_DATA FOR THIS TASK_.
▼▼▼
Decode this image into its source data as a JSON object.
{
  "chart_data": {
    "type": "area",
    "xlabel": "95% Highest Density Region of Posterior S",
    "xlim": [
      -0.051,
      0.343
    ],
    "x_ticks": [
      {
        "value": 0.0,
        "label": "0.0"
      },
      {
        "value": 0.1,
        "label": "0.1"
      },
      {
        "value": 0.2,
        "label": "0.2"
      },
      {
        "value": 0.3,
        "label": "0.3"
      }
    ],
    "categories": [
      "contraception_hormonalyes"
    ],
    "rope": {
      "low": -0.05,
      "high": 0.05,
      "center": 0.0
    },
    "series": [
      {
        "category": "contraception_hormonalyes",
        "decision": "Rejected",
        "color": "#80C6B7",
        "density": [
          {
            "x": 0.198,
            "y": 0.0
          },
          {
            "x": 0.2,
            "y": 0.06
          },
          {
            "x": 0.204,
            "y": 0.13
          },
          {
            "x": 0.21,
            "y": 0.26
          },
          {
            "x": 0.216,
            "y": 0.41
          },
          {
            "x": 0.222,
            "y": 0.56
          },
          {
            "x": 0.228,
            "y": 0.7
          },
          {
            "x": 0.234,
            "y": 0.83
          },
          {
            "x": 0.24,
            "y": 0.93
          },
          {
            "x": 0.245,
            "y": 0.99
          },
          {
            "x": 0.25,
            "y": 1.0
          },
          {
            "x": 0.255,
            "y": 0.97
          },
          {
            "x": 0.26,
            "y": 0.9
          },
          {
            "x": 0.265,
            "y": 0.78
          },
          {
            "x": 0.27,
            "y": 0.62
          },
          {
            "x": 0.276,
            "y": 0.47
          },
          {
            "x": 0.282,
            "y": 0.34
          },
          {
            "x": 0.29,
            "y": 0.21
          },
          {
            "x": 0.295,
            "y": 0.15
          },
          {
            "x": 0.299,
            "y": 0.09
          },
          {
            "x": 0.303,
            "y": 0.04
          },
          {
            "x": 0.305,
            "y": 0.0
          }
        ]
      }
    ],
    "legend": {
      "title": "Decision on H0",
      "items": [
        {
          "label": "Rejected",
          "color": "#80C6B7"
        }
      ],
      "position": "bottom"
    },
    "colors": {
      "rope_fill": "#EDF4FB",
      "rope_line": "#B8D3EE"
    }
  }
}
▲▲▲
_EXERCISE_.
Take the records above and return them exactly as written.

_FINAL RESULT_.
Decode this image into its source data as a JSON object.
{
  "chart_data": {
    "type": "area",
    "xlabel": "95% Highest Density Region of Posterior S",
    "xlim": [
      -0.051,
      0.343
    ],
    "x_ticks": [
      {
        "value": 0.0,
        "label": "0.0"
      },
      {
        "value": 0.1,
        "label": "0.1"
      },
      {
        "value": 0.2,
        "label": "0.2"
      },
      {
        "value": 0.3,
        "label": "0.3"
      }
    ],
    "categories": [
      "contraception_hormonalyes"
    ],
    "rope": {
      "low": -0.05,
      "high": 0.05,
      "center": 0.0
    },
    "series": [
      {
        "category": "contraception_hormonalyes",
        "decision": "Rejected",
        "color": "#80C6B7",
        "density": [
          {
            "x": 0.198,
            "y": 0.0
          },
          {
            "x": 0.2,
            "y": 0.06
          },
          {
            "x": 0.204,
            "y": 0.13
          },
          {
            "x": 0.21,
            "y": 0.26
          },
          {
            "x": 0.216,
            "y": 0.41
          },
          {
            "x": 0.222,
            "y": 0.56
          },
          {
            "x": 0.228,
            "y": 0.7
          },
          {
            "x": 0.234,
            "y": 0.83
          },
          {
            "x": 0.24,
            "y": 0.93
          },
          {
            "x": 0.245,
            "y": 0.99
          },
          {
            "x": 0.25,
            "y": 1.0
          },
          {
            "x": 0.255,
            "y": 0.97
          },
          {
            "x": 0.26,
            "y": 0.9
          },
          {
            "x": 0.265,
            "y": 0.78
          },
          {
            "x": 0.27,
            "y": 0.62
          },
          {
            "x": 0.276,
            "y": 0.47
          },
          {
            "x": 0.282,
            "y": 0.34
          },
          {
            "x": 0.29,
            "y": 0.21
          },
          {
            "x": 0.295,
            "y": 0.15
          },
          {
            "x": 0.299,
            "y": 0.09
          },
          {
            "x": 0.303,
            "y": 0.04
          },
          {
            "x": 0.305,
            "y": 0.0
          }
        ]
      }
    ],
    "legend": {
      "title": "Decision on H0",
      "items": [
        {
          "label": "Rejected",
          "color": "#80C6B7"
        }
      ],
      "position": "bottom"
    },
    "colors": {
      "rope_fill": "#EDF4FB",
      "rope_line": "#B8D3EE"
    }
  }
}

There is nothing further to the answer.